■ **WHAT YOU NEED TO DO**:
Reproduce all records exactly.

■ **DATA**:
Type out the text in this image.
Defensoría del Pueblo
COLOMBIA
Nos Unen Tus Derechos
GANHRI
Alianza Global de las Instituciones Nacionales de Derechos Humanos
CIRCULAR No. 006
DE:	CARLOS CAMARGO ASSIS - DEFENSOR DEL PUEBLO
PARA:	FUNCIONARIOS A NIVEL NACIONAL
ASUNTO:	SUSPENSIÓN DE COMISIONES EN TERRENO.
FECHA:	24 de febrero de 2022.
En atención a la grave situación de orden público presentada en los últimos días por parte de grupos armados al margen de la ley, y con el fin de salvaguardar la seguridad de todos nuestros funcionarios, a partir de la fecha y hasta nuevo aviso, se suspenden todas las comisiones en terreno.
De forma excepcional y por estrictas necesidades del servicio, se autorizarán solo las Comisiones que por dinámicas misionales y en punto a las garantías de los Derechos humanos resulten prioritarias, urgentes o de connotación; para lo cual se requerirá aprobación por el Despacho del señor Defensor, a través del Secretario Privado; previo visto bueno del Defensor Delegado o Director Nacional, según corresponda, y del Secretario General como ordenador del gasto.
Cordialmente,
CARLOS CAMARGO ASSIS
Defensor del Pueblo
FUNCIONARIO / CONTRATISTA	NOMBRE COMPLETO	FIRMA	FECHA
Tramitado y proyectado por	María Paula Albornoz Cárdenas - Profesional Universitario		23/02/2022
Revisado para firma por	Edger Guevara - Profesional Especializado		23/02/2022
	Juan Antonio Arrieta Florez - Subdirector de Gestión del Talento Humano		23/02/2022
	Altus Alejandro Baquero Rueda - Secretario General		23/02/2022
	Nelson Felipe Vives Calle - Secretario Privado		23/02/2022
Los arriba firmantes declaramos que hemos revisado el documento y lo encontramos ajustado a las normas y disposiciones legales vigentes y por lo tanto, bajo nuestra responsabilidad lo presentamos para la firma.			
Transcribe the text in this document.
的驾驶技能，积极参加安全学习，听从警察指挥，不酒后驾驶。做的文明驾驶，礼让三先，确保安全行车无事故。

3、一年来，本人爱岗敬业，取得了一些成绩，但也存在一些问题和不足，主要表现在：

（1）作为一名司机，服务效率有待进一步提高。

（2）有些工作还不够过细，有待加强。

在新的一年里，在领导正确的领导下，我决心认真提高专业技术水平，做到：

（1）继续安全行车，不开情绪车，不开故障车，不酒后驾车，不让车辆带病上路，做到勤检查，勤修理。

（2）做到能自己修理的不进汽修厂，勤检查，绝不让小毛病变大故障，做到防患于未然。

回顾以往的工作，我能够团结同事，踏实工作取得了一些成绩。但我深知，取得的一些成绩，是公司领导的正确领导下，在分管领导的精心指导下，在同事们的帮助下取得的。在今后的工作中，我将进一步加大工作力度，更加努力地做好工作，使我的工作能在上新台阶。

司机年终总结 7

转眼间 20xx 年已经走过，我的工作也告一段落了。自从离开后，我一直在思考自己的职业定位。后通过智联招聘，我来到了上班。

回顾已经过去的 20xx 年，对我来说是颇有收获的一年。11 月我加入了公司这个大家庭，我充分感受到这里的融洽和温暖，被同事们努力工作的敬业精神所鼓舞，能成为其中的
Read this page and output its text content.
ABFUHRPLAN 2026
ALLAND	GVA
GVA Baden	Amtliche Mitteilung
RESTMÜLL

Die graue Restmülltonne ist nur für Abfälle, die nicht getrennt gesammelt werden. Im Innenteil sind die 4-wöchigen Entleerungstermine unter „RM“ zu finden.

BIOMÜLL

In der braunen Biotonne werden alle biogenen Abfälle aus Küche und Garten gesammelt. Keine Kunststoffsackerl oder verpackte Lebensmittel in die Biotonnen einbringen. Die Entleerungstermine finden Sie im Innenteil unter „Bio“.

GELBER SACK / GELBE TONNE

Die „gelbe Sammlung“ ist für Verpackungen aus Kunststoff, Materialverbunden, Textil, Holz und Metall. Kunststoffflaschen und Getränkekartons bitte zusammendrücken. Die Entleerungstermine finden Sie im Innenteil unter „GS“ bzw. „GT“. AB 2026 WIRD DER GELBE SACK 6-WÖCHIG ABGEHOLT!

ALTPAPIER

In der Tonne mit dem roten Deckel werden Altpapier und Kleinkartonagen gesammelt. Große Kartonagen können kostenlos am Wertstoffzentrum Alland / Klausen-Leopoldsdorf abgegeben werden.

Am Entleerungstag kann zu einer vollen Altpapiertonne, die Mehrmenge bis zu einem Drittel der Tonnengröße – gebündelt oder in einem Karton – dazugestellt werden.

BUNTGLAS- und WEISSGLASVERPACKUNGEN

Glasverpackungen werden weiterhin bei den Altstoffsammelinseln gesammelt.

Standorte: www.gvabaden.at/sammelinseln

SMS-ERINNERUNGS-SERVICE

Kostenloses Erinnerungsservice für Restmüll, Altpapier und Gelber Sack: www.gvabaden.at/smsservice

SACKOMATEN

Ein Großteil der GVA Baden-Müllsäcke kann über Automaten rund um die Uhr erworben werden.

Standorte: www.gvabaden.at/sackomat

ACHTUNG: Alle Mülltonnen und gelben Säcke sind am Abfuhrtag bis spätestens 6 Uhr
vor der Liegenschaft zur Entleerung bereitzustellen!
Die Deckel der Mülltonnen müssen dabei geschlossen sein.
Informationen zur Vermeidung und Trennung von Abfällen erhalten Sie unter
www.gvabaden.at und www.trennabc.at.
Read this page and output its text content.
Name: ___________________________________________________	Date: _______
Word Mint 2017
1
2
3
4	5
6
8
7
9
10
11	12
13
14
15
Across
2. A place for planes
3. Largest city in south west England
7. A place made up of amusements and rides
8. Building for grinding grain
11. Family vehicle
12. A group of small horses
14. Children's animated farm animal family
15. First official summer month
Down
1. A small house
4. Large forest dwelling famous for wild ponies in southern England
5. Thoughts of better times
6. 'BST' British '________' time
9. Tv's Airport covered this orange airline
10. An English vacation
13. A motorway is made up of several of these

■ **RESULT OF THIS TASK**:
Type out the text in this image.
Defensoría del Pueblo
COLOMBIA
Nos Unen Tus Derechos
GANHRI
Alianza Global de las Instituciones Nacionales de Derechos Humanos
CIRCULAR No. 006
DE:	CARLOS CAMARGO ASSIS - DEFENSOR DEL PUEBLO
PARA:	FUNCIONARIOS A NIVEL NACIONAL
ASUNTO:	SUSPENSIÓN DE COMISIONES EN TERRENO.
FECHA:	24 de febrero de 2022.
En atención a la grave situación de orden público presentada en los últimos días por parte de grupos armados al margen de la ley, y con el fin de salvaguardar la seguridad de todos nuestros funcionarios, a partir de la fecha y hasta nuevo aviso, se suspenden todas las comisiones en terreno.
De forma excepcional y por estrictas necesidades del servicio, se autorizarán solo las Comisiones que por dinámicas misionales y en punto a las garantías de los Derechos humanos resulten prioritarias, urgentes o de connotación; para lo cual se requerirá aprobación por el Despacho del señor Defensor, a través del Secretario Privado; previo visto bueno del Defensor Delegado o Director Nacional, según corresponda, y del Secretario General como ordenador del gasto.
Cordialmente,
CARLOS CAMARGO ASSIS
Defensor del Pueblo
FUNCIONARIO / CONTRATISTA	NOMBRE COMPLETO	FIRMA	FECHA
Tramitado y proyectado por	María Paula Albornoz Cárdenas - Profesional Universitario		23/02/2022
Revisado para firma por	Edger Guevara - Profesional Especializado		23/02/2022
	Juan Antonio Arrieta Florez - Subdirector de Gestión del Talento Humano		23/02/2022
	Altus Alejandro Baquero Rueda - Secretario General		23/02/2022
	Nelson Felipe Vives Calle - Secretario Privado		23/02/2022
Los arriba firmantes declaramos que hemos revisado el documento y lo encontramos ajustado a las normas y disposiciones legales vigentes y por lo tanto, bajo nuestra responsabilidad lo presentamos para la firma.			
Transcribe the text in this document.
的驾驶技能，积极参加安全学习，听从警察指挥，不酒后驾驶。做的文明驾驶，礼让三先，确保安全行车无事故。

3、一年来，本人爱岗敬业，取得了一些成绩，但也存在一些问题和不足，主要表现在：

（1）作为一名司机，服务效率有待进一步提高。

（2）有些工作还不够过细，有待加强。

在新的一年里，在领导正确的领导下，我决心认真提高专业技术水平，做到：

（1）继续安全行车，不开情绪车，不开故障车，不酒后驾车，不让车辆带病上路，做到勤检查，勤修理。

（2）做到能自己修理的不进汽修厂，勤检查，绝不让小毛病变大故障，做到防患于未然。

回顾以往的工作，我能够团结同事，踏实工作取得了一些成绩。但我深知，取得的一些成绩，是公司领导的正确领导下，在分管领导的精心指导下，在同事们的帮助下取得的。在今后的工作中，我将进一步加大工作力度，更加努力地做好工作，使我的工作能在上新台阶。

司机年终总结 7

转眼间 20xx 年已经走过，我的工作也告一段落了。自从离开后，我一直在思考自己的职业定位。后通过智联招聘，我来到了上班。

回顾已经过去的 20xx 年，对我来说是颇有收获的一年。11 月我加入了公司这个大家庭，我充分感受到这里的融洽和温暖，被同事们努力工作的敬业精神所鼓舞，能成为其中的
Read this page and output its text content.
ABFUHRPLAN 2026
ALLAND	GVA
GVA Baden	Amtliche Mitteilung
RESTMÜLL

Die graue Restmülltonne ist nur für Abfälle, die nicht getrennt gesammelt werden. Im Innenteil sind die 4-wöchigen Entleerungstermine unter „RM“ zu finden.

BIOMÜLL

In der braunen Biotonne werden alle biogenen Abfälle aus Küche und Garten gesammelt. Keine Kunststoffsackerl oder verpackte Lebensmittel in die Biotonnen einbringen. Die Entleerungstermine finden Sie im Innenteil unter „Bio“.

GELBER SACK / GELBE TONNE

Die „gelbe Sammlung“ ist für Verpackungen aus Kunststoff, Materialverbunden, Textil, Holz und Metall. Kunststoffflaschen und Getränkekartons bitte zusammendrücken. Die Entleerungstermine finden Sie im Innenteil unter „GS“ bzw. „GT“. AB 2026 WIRD DER GELBE SACK 6-WÖCHIG ABGEHOLT!

ALTPAPIER

In der Tonne mit dem roten Deckel werden Altpapier und Kleinkartonagen gesammelt. Große Kartonagen können kostenlos am Wertstoffzentrum Alland / Klausen-Leopoldsdorf abgegeben werden.

Am Entleerungstag kann zu einer vollen Altpapiertonne, die Mehrmenge bis zu einem Drittel der Tonnengröße – gebündelt oder in einem Karton – dazugestellt werden.

BUNTGLAS- und WEISSGLASVERPACKUNGEN

Glasverpackungen werden weiterhin bei den Altstoffsammelinseln gesammelt.

Standorte: www.gvabaden.at/sammelinseln

SMS-ERINNERUNGS-SERVICE

Kostenloses Erinnerungsservice für Restmüll, Altpapier und Gelber Sack: www.gvabaden.at/smsservice

SACKOMATEN

Ein Großteil der GVA Baden-Müllsäcke kann über Automaten rund um die Uhr erworben werden.

Standorte: www.gvabaden.at/sackomat

ACHTUNG: Alle Mülltonnen und gelben Säcke sind am Abfuhrtag bis spätestens 6 Uhr
vor der Liegenschaft zur Entleerung bereitzustellen!
Die Deckel der Mülltonnen müssen dabei geschlossen sein.
Informationen zur Vermeidung und Trennung von Abfällen erhalten Sie unter
www.gvabaden.at und www.trennabc.at.
Read this page and output its text content.
Name: ___________________________________________________	Date: _______
Word Mint 2017
1
2
3
4	5
6
8
7
9
10
11	12
13
14
15
Across
2. A place for planes
3. Largest city in south west England
7. A place made up of amusements and rides
8. Building for grinding grain
11. Family vehicle
12. A group of small horses
14. Children's animated farm animal family
15. First official summer month
Down
1. A small house
4. Large forest dwelling famous for wild ponies in southern England
5. Thoughts of better times
6. 'BST' British '________' time
9. Tv's Airport covered this orange airline
10. An English vacation
13. A motorway is made up of several of these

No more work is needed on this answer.